Can the data below be set down again exactly, line for line?

::: Source data

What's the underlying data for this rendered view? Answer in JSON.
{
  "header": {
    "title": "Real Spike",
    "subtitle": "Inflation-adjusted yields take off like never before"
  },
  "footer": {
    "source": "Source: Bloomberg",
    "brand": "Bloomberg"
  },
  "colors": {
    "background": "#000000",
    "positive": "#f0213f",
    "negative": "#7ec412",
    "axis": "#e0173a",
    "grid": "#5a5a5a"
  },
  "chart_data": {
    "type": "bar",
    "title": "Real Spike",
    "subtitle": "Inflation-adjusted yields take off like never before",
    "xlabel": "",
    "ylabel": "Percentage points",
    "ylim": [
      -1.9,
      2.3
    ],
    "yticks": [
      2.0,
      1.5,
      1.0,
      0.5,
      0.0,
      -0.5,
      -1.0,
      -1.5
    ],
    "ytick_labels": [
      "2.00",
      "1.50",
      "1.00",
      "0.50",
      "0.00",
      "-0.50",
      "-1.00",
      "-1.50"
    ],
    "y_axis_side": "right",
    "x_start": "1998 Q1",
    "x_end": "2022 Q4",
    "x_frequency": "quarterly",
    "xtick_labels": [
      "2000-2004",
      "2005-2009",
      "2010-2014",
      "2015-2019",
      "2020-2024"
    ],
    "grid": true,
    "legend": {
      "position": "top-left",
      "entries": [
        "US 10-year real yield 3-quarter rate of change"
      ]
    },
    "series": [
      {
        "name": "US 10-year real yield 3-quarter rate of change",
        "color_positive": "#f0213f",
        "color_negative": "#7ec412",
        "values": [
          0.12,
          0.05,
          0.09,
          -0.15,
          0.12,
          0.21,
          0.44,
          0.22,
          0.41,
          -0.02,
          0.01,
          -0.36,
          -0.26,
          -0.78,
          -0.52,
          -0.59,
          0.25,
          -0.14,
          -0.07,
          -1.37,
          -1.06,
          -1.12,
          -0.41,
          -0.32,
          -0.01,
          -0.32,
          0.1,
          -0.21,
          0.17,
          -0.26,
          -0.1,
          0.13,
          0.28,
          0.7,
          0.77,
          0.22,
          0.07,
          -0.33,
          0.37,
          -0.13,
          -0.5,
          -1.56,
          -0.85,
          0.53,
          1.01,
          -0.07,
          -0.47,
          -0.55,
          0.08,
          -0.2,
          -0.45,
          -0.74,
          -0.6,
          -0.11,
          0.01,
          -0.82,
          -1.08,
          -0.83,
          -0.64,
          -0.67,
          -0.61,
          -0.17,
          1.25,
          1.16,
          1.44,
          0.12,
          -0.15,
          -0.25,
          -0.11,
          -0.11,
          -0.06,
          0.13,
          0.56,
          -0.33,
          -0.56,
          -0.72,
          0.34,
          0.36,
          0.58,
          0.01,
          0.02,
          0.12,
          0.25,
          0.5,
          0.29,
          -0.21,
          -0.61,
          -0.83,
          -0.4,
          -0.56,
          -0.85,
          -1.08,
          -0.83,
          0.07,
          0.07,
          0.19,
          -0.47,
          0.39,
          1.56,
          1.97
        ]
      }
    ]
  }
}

::::::

* _Written answer_
What's the underlying data for this rendered view? Answer in JSON.
{
  "header": {
    "title": "Real Spike",
    "subtitle": "Inflation-adjusted yields take off like never before"
  },
  "footer": {
    "source": "Source: Bloomberg",
    "brand": "Bloomberg"
  },
  "colors": {
    "background": "#000000",
    "positive": "#f0213f",
    "negative": "#7ec412",
    "axis": "#e0173a",
    "grid": "#5a5a5a"
  },
  "chart_data": {
    "type": "bar",
    "title": "Real Spike",
    "subtitle": "Inflation-adjusted yields take off like never before",
    "xlabel": "",
    "ylabel": "Percentage points",
    "ylim": [
      -1.9,
      2.3
    ],
    "yticks": [
      2.0,
      1.5,
      1.0,
      0.5,
      0.0,
      -0.5,
      -1.0,
      -1.5
    ],
    "ytick_labels": [
      "2.00",
      "1.50",
      "1.00",
      "0.50",
      "0.00",
      "-0.50",
      "-1.00",
      "-1.50"
    ],
    "y_axis_side": "right",
    "x_start": "1998 Q1",
    "x_end": "2022 Q4",
    "x_frequency": "quarterly",
    "xtick_labels": [
      "2000-2004",
      "2005-2009",
      "2010-2014",
      "2015-2019",
      "2020-2024"
    ],
    "grid": true,
    "legend": {
      "position": "top-left",
      "entries": [
        "US 10-year real yield 3-quarter rate of change"
      ]
    },
    "series": [
      {
        "name": "US 10-year real yield 3-quarter rate of change",
        "color_positive": "#f0213f",
        "color_negative": "#7ec412",
        "values": [
          0.12,
          0.05,
          0.09,
          -0.15,
          0.12,
          0.21,
          0.44,
          0.22,
          0.41,
          -0.02,
          0.01,
          -0.36,
          -0.26,
          -0.78,
          -0.52,
          -0.59,
          0.25,
          -0.14,
          -0.07,
          -1.37,
          -1.06,
          -1.12,
          -0.41,
          -0.32,
          -0.01,
          -0.32,
          0.1,
          -0.21,
          0.17,
          -0.26,
          -0.1,
          0.13,
          0.28,
          0.7,
          0.77,
          0.22,
          0.07,
          -0.33,
          0.37,
          -0.13,
          -0.5,
          -1.56,
          -0.85,
          0.53,
          1.01,
          -0.07,
          -0.47,
          -0.55,
          0.08,
          -0.2,
          -0.45,
          -0.74,
          -0.6,
          -0.11,
          0.01,
          -0.82,
          -1.08,
          -0.83,
          -0.64,
          -0.67,
          -0.61,
          -0.17,
          1.25,
          1.16,
          1.44,
          0.12,
          -0.15,
          -0.25,
          -0.11,
          -0.11,
          -0.06,
          0.13,
          0.56,
          -0.33,
          -0.56,
          -0.72,
          0.34,
          0.36,
          0.58,
          0.01,
          0.02,
          0.12,
          0.25,
          0.5,
          0.29,
          -0.21,
          -0.61,
          -0.83,
          -0.4,
          -0.56,
          -0.85,
          -1.08,
          -0.83,
          0.07,
          0.07,
          0.19,
          -0.47,
          0.39,
          1.56,
          1.97
        ]
      }
    ]
  }
}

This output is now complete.